--- Records shown ---

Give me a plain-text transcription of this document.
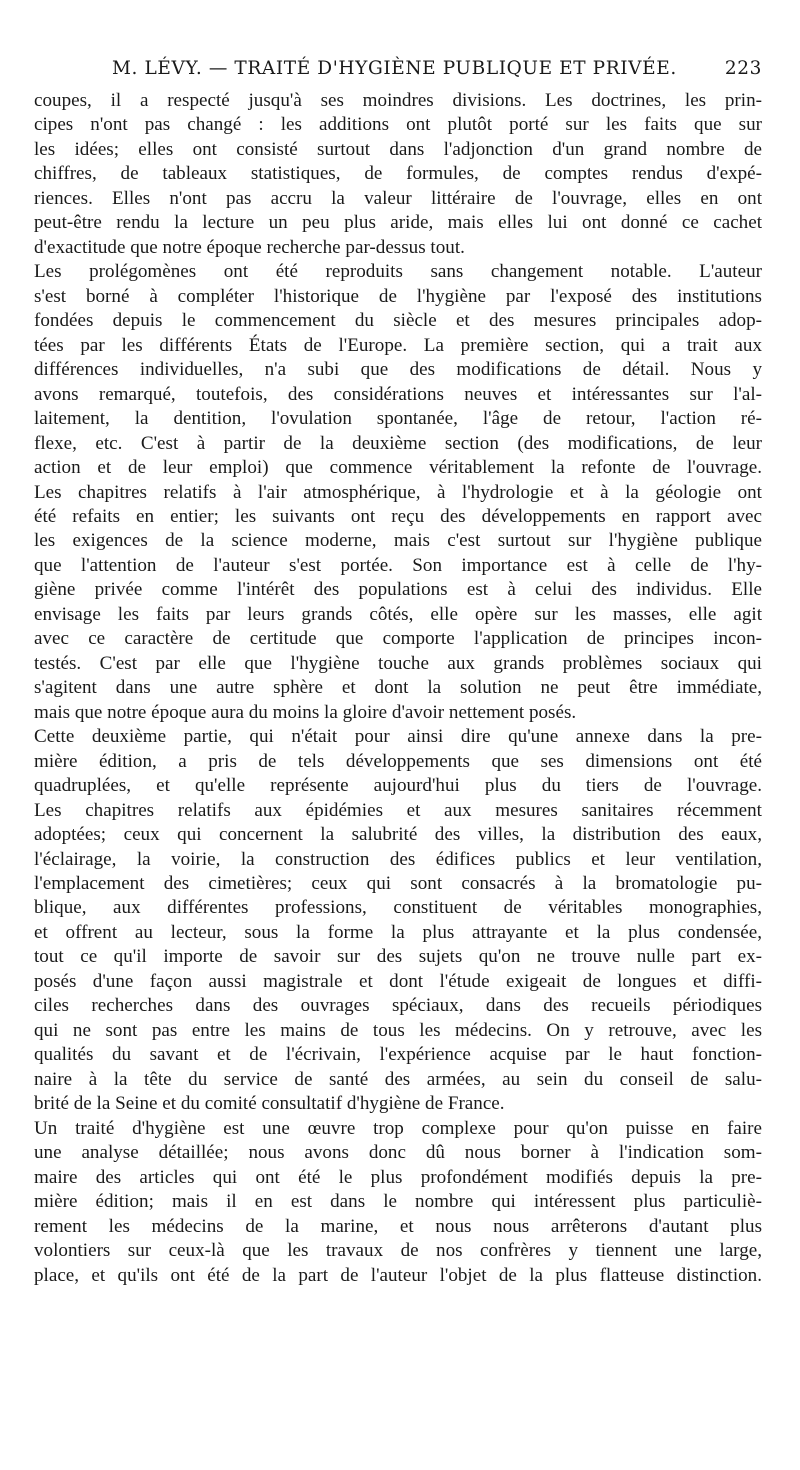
M. LÉVY. — TRAITÉ D'HYGIÈNE PUBLIQUE ET PRIVÉE.	223
coupes, il a respecté jusqu'à ses moindres divisions. Les doctrines, les prin-
cipes n'ont pas changé : les additions ont plutôt porté sur les faits que sur
les idées; elles ont consisté surtout dans l'adjonction d'un grand nombre de
chiffres, de tableaux statistiques, de formules, de comptes rendus d'expé-
riences. Elles n'ont pas accru la valeur littéraire de l'ouvrage, elles en ont
peut-être rendu la lecture un peu plus aride, mais elles lui ont donné ce cachet
d'exactitude que notre époque recherche par-dessus tout.
Les prolégomènes ont été reproduits sans changement notable. L'auteur
s'est borné à compléter l'historique de l'hygiène par l'exposé des institutions
fondées depuis le commencement du siècle et des mesures principales adop-
tées par les différents États de l'Europe. La première section, qui a trait aux
différences individuelles, n'a subi que des modifications de détail. Nous y
avons remarqué, toutefois, des considérations neuves et intéressantes sur l'al-
laitement, la dentition, l'ovulation spontanée, l'âge de retour, l'action ré-
flexe, etc. C'est à partir de la deuxième section (des modifications, de leur
action et de leur emploi) que commence véritablement la refonte de l'ouvrage.
Les chapitres relatifs à l'air atmosphérique, à l'hydrologie et à la géologie ont
été refaits en entier; les suivants ont reçu des développements en rapport avec
les exigences de la science moderne, mais c'est surtout sur l'hygiène publique
que l'attention de l'auteur s'est portée. Son importance est à celle de l'hy-
giène privée comme l'intérêt des populations est à celui des individus. Elle
envisage les faits par leurs grands côtés, elle opère sur les masses, elle agit
avec ce caractère de certitude que comporte l'application de principes incon-
testés. C'est par elle que l'hygiène touche aux grands problèmes sociaux qui
s'agitent dans une autre sphère et dont la solution ne peut être immédiate,
mais que notre époque aura du moins la gloire d'avoir nettement posés.
Cette deuxième partie, qui n'était pour ainsi dire qu'une annexe dans la pre-
mière édition, a pris de tels développements que ses dimensions ont été
quadruplées, et qu'elle représente aujourd'hui plus du tiers de l'ouvrage.
Les chapitres relatifs aux épidémies et aux mesures sanitaires récemment
adoptées; ceux qui concernent la salubrité des villes, la distribution des eaux,
l'éclairage, la voirie, la construction des édifices publics et leur ventilation,
l'emplacement des cimetières; ceux qui sont consacrés à la bromatologie pu-
blique, aux différentes professions, constituent de véritables monographies,
et offrent au lecteur, sous la forme la plus attrayante et la plus condensée,
tout ce qu'il importe de savoir sur des sujets qu'on ne trouve nulle part ex-
posés d'une façon aussi magistrale et dont l'étude exigeait de longues et diffi-
ciles recherches dans des ouvrages spéciaux, dans des recueils périodiques
qui ne sont pas entre les mains de tous les médecins. On y retrouve, avec les
qualités du savant et de l'écrivain, l'expérience acquise par le haut fonction-
naire à la tête du service de santé des armées, au sein du conseil de salu-
brité de la Seine et du comité consultatif d'hygiène de France.
Un traité d'hygiène est une œuvre trop complexe pour qu'on puisse en faire
une analyse détaillée; nous avons donc dû nous borner à l'indication som-
maire des articles qui ont été le plus profondément modifiés depuis la pre-
mière édition; mais il en est dans le nombre qui intéressent plus particuliè-
rement les médecins de la marine, et nous nous arrêterons d'autant plus
volontiers sur ceux-là que les travaux de nos confrères y tiennent une large,
place, et qu'ils ont été de la part de l'auteur l'objet de la plus flatteuse distinction.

---

**Aim of the task**
Repeat the material above word for word, please, apart from its images.

**Solution for this exercise**
Give me a plain-text transcription of this document.
M. LÉVY. — TRAITÉ D'HYGIÈNE PUBLIQUE ET PRIVÉE.	223
coupes, il a respecté jusqu'à ses moindres divisions. Les doctrines, les prin-
cipes n'ont pas changé : les additions ont plutôt porté sur les faits que sur
les idées; elles ont consisté surtout dans l'adjonction d'un grand nombre de
chiffres, de tableaux statistiques, de formules, de comptes rendus d'expé-
riences. Elles n'ont pas accru la valeur littéraire de l'ouvrage, elles en ont
peut-être rendu la lecture un peu plus aride, mais elles lui ont donné ce cachet
d'exactitude que notre époque recherche par-dessus tout.
Les prolégomènes ont été reproduits sans changement notable. L'auteur
s'est borné à compléter l'historique de l'hygiène par l'exposé des institutions
fondées depuis le commencement du siècle et des mesures principales adop-
tées par les différents États de l'Europe. La première section, qui a trait aux
différences individuelles, n'a subi que des modifications de détail. Nous y
avons remarqué, toutefois, des considérations neuves et intéressantes sur l'al-
laitement, la dentition, l'ovulation spontanée, l'âge de retour, l'action ré-
flexe, etc. C'est à partir de la deuxième section (des modifications, de leur
action et de leur emploi) que commence véritablement la refonte de l'ouvrage.
Les chapitres relatifs à l'air atmosphérique, à l'hydrologie et à la géologie ont
été refaits en entier; les suivants ont reçu des développements en rapport avec
les exigences de la science moderne, mais c'est surtout sur l'hygiène publique
que l'attention de l'auteur s'est portée. Son importance est à celle de l'hy-
giène privée comme l'intérêt des populations est à celui des individus. Elle
envisage les faits par leurs grands côtés, elle opère sur les masses, elle agit
avec ce caractère de certitude que comporte l'application de principes incon-
testés. C'est par elle que l'hygiène touche aux grands problèmes sociaux qui
s'agitent dans une autre sphère et dont la solution ne peut être immédiate,
mais que notre époque aura du moins la gloire d'avoir nettement posés.
Cette deuxième partie, qui n'était pour ainsi dire qu'une annexe dans la pre-
mière édition, a pris de tels développements que ses dimensions ont été
quadruplées, et qu'elle représente aujourd'hui plus du tiers de l'ouvrage.
Les chapitres relatifs aux épidémies et aux mesures sanitaires récemment
adoptées; ceux qui concernent la salubrité des villes, la distribution des eaux,
l'éclairage, la voirie, la construction des édifices publics et leur ventilation,
l'emplacement des cimetières; ceux qui sont consacrés à la bromatologie pu-
blique, aux différentes professions, constituent de véritables monographies,
et offrent au lecteur, sous la forme la plus attrayante et la plus condensée,
tout ce qu'il importe de savoir sur des sujets qu'on ne trouve nulle part ex-
posés d'une façon aussi magistrale et dont l'étude exigeait de longues et diffi-
ciles recherches dans des ouvrages spéciaux, dans des recueils périodiques
qui ne sont pas entre les mains de tous les médecins. On y retrouve, avec les
qualités du savant et de l'écrivain, l'expérience acquise par le haut fonction-
naire à la tête du service de santé des armées, au sein du conseil de salu-
brité de la Seine et du comité consultatif d'hygiène de France.
Un traité d'hygiène est une œuvre trop complexe pour qu'on puisse en faire
une analyse détaillée; nous avons donc dû nous borner à l'indication som-
maire des articles qui ont été le plus profondément modifiés depuis la pre-
mière édition; mais il en est dans le nombre qui intéressent plus particuliè-
rement les médecins de la marine, et nous nous arrêterons d'autant plus
volontiers sur ceux-là que les travaux de nos confrères y tiennent une large,
place, et qu'ils ont été de la part de l'auteur l'objet de la plus flatteuse distinction.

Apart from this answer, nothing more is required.